• Set problem: Extract every line from the records below that contains the word "content".

········

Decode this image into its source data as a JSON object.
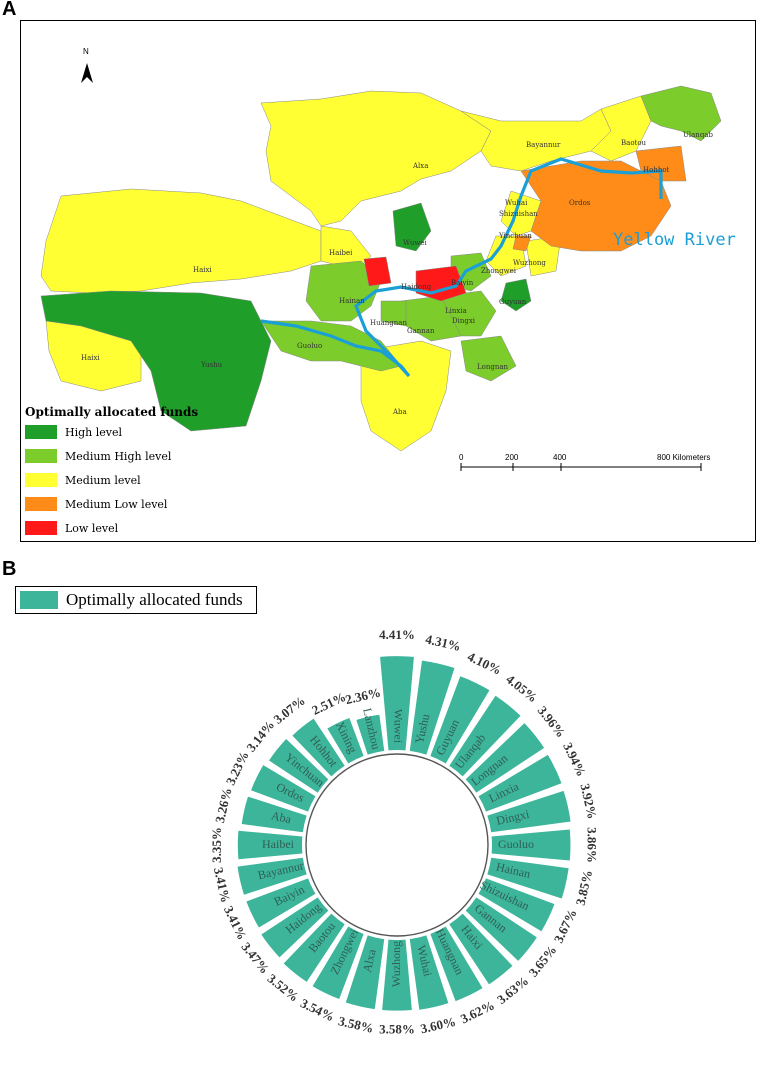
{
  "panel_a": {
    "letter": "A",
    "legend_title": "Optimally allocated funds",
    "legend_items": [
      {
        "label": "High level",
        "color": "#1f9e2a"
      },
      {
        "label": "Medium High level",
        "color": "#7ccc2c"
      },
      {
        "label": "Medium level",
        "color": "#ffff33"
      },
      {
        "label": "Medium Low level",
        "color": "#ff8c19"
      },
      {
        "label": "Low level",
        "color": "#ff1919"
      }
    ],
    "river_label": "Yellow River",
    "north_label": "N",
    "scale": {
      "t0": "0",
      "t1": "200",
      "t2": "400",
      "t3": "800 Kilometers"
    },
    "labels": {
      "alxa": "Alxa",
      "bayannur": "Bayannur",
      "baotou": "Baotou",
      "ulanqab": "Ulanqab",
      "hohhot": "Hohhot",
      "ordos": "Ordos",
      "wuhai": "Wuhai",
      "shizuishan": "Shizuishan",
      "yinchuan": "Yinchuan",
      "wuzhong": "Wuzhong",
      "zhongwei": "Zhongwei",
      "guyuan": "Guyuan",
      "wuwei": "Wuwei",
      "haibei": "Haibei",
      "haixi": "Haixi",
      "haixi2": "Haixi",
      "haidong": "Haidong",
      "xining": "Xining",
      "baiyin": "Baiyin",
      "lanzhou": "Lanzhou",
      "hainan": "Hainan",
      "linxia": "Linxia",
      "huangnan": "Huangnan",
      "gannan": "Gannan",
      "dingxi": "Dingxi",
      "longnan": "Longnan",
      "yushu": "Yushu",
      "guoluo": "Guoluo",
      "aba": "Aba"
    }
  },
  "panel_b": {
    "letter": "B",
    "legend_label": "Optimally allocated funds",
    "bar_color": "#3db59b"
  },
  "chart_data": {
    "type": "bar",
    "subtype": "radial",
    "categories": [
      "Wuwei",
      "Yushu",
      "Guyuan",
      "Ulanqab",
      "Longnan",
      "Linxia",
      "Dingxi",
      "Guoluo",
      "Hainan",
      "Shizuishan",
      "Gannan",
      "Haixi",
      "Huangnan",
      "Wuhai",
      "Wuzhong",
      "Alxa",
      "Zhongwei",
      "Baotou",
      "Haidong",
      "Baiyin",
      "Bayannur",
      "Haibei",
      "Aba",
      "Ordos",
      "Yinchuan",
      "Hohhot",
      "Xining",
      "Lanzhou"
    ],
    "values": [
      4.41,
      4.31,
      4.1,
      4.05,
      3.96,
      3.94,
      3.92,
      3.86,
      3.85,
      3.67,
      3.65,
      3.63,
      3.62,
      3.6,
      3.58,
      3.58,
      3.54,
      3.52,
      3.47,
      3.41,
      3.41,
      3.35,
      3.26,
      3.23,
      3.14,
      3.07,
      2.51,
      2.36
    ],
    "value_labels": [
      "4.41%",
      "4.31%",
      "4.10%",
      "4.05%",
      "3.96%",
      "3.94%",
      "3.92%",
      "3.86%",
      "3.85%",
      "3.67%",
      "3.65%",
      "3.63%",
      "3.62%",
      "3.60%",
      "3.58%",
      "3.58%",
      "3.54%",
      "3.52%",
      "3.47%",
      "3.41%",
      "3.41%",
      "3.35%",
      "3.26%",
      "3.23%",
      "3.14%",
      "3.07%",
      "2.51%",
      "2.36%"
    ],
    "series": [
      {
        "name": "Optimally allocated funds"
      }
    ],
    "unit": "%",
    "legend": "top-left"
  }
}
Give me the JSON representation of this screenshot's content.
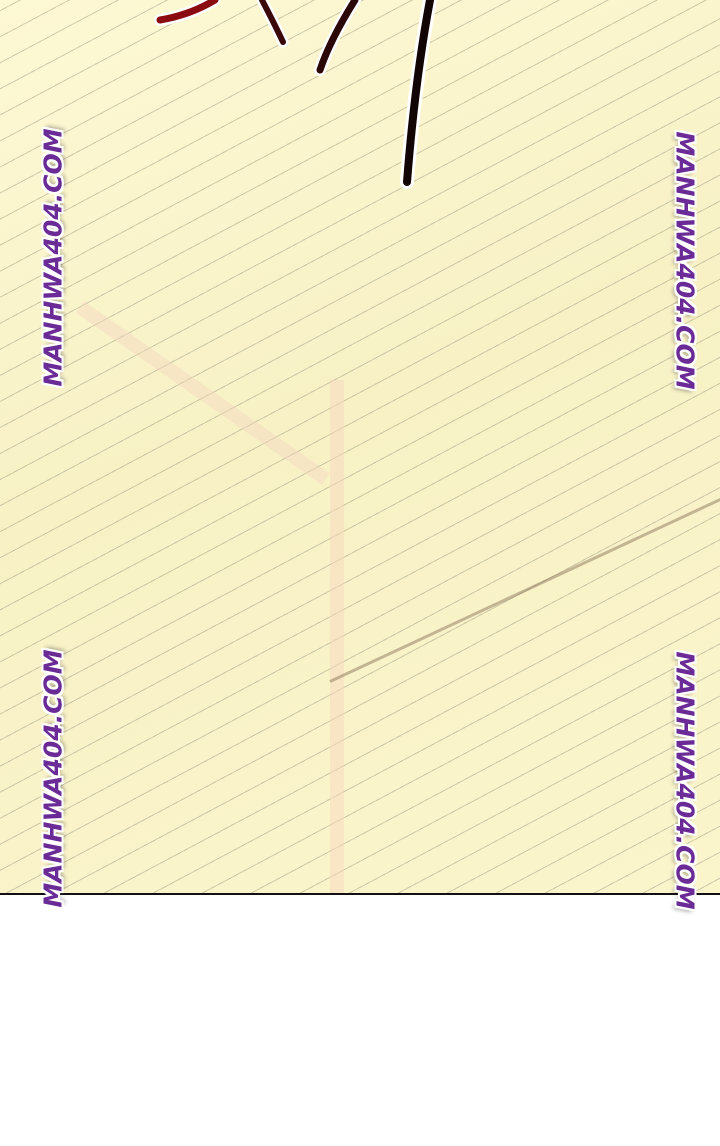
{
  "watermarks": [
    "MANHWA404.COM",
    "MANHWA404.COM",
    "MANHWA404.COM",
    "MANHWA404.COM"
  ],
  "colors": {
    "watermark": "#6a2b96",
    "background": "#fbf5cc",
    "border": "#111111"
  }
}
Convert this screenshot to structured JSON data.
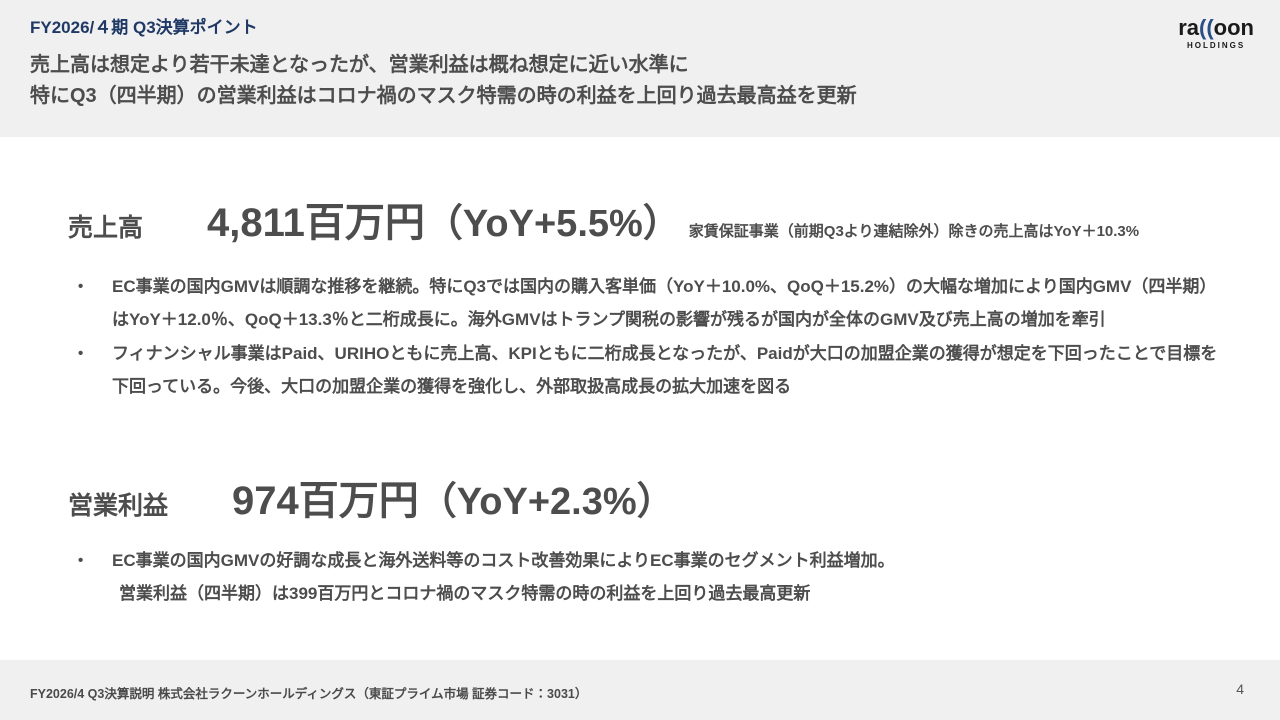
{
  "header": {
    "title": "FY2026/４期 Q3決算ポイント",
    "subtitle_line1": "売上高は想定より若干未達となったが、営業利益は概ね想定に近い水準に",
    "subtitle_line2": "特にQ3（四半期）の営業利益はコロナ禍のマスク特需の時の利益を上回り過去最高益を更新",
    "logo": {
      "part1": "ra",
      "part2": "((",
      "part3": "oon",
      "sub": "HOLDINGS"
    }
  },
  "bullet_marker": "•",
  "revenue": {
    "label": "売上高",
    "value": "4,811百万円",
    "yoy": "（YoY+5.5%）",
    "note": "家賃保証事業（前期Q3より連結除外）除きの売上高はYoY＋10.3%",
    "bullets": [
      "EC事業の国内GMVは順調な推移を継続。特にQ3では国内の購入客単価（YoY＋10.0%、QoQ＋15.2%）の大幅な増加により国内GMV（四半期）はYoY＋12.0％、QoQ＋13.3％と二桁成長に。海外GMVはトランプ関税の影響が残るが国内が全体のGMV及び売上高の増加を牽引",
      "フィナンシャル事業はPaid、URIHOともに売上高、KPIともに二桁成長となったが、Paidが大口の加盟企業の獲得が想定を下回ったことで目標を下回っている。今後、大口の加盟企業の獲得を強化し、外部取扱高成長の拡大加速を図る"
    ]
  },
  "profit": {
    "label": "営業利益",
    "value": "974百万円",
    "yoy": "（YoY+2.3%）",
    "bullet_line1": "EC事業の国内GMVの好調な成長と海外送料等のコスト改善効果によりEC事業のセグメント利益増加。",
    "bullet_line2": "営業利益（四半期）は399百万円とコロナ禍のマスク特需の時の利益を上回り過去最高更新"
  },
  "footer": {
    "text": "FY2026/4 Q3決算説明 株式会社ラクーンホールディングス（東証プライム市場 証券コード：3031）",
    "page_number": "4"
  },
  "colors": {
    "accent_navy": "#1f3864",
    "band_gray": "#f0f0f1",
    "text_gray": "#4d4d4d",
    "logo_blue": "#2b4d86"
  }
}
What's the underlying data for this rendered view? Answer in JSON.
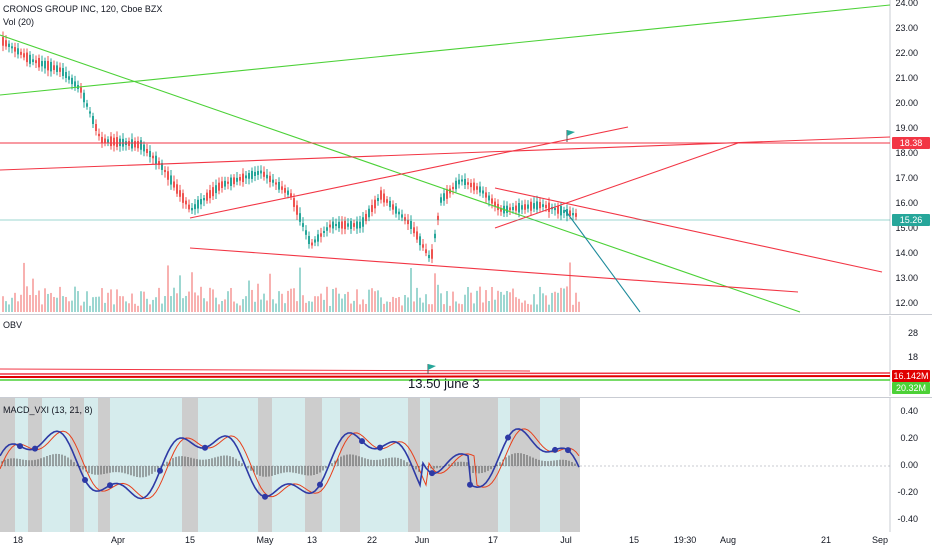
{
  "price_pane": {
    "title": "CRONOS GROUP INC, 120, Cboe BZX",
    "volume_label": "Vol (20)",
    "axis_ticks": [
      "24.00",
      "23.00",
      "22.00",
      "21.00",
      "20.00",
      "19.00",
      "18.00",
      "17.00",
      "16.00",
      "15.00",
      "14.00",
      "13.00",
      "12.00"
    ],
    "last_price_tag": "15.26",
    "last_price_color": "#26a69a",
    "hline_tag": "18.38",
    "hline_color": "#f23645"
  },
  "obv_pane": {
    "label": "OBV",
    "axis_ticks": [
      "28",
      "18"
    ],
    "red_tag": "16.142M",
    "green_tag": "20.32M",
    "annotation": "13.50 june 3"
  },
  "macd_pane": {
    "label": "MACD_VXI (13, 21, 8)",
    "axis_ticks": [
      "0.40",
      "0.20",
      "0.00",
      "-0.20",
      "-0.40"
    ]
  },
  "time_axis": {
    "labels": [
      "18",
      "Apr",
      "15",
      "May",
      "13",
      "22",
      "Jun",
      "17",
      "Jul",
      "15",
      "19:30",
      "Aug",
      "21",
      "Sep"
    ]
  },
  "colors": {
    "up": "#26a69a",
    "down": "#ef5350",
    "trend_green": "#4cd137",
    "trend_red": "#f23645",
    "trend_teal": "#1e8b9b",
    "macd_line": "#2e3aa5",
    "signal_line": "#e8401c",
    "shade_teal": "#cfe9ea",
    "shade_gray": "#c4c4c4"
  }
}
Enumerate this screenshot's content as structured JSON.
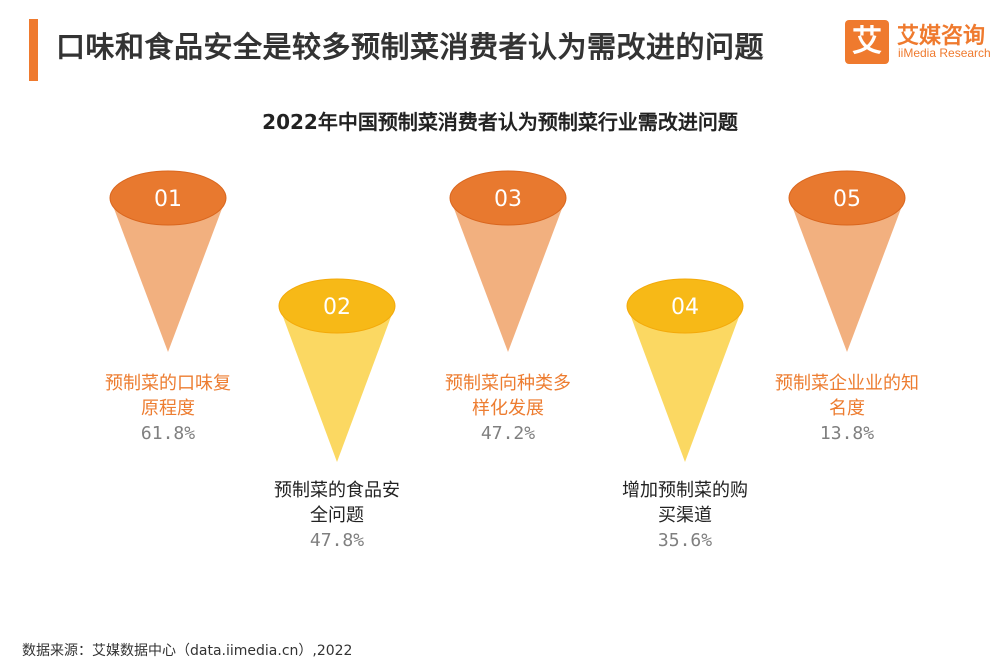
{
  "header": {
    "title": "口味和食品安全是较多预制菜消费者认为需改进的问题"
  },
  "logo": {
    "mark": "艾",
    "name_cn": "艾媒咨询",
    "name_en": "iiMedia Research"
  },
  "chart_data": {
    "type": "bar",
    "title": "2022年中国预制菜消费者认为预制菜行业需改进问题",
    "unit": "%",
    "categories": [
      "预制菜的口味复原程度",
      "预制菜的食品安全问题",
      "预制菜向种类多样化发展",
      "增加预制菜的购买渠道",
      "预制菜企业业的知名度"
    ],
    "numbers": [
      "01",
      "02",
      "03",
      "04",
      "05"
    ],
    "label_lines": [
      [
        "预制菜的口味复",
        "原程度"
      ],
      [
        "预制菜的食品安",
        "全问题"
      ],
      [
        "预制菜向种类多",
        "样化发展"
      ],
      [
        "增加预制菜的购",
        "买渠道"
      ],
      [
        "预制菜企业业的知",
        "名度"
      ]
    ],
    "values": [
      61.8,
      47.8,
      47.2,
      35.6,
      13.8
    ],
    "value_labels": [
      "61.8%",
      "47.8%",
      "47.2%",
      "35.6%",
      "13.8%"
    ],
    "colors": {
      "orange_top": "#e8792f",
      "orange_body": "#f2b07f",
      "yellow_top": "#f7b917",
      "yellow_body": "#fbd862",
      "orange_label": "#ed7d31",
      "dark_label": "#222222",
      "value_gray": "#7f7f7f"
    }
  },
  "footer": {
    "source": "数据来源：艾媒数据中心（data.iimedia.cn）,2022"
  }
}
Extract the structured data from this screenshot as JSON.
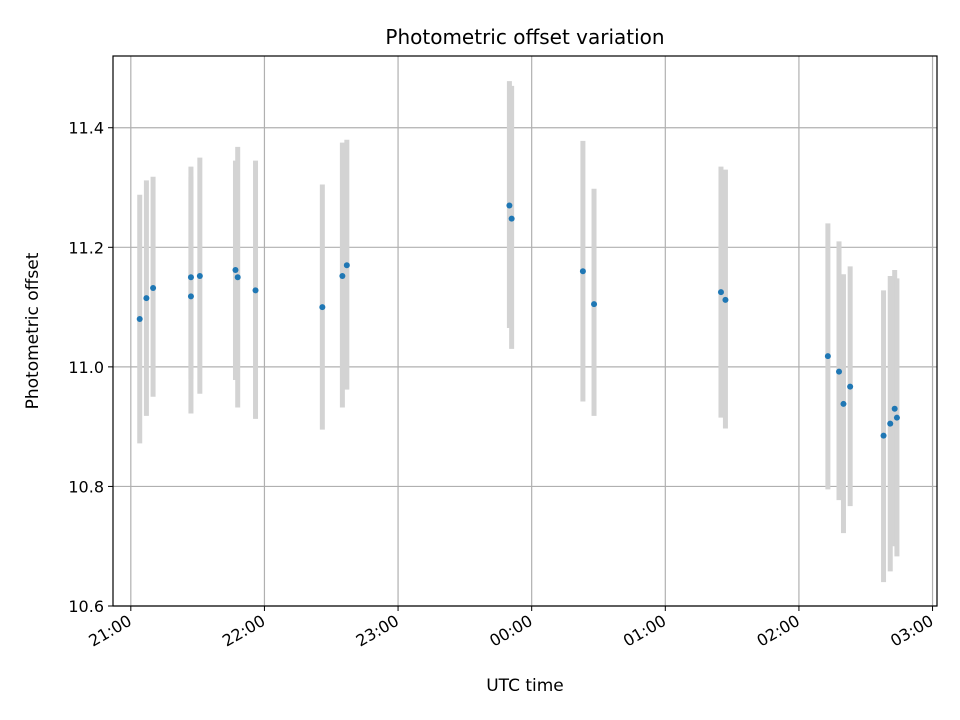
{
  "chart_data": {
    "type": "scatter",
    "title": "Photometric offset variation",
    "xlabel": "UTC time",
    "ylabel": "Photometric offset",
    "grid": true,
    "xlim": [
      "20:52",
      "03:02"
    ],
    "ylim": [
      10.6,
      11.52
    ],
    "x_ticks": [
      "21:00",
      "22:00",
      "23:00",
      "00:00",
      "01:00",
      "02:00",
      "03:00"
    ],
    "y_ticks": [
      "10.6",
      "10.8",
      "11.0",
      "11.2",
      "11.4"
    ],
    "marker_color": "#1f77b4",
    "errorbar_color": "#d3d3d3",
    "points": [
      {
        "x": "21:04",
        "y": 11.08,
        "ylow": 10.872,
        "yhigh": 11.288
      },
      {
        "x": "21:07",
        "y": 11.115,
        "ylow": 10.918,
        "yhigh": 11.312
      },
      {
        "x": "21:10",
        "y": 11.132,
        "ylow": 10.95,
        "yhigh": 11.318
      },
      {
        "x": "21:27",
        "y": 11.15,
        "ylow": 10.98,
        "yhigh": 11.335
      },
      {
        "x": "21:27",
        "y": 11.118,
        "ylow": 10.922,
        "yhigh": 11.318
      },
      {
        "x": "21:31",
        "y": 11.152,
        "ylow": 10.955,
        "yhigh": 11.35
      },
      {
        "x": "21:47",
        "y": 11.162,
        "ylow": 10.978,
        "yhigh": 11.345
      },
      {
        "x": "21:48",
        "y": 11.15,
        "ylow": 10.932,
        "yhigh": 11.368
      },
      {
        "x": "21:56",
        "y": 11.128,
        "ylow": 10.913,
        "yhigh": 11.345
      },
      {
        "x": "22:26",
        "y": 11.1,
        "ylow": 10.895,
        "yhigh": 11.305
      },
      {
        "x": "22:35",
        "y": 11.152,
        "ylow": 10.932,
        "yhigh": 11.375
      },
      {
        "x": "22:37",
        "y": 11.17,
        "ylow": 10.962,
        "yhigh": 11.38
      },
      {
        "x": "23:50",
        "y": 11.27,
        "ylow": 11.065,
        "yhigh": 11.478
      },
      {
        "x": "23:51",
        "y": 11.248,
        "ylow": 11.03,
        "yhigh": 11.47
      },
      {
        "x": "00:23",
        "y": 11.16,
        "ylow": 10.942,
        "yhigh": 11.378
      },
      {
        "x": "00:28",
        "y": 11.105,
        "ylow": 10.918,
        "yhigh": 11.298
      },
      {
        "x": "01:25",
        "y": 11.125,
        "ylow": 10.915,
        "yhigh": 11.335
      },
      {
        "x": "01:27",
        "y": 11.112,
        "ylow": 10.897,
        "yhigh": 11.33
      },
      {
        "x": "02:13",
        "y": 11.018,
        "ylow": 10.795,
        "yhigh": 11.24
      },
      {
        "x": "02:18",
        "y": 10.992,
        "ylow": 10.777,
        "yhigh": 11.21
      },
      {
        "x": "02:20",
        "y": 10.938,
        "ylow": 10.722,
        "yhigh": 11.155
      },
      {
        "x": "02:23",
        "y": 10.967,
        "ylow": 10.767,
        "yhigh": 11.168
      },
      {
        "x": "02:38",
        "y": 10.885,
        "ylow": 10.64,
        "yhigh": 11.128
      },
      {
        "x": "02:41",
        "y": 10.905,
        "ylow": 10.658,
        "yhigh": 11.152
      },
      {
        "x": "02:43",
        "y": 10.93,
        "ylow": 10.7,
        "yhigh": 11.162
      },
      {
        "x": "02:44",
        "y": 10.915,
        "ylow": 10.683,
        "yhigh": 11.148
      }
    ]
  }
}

········

• Result below:
Give me the JSON representation of this screenshot's content.
Enumerate this screenshot's content as structured JSON.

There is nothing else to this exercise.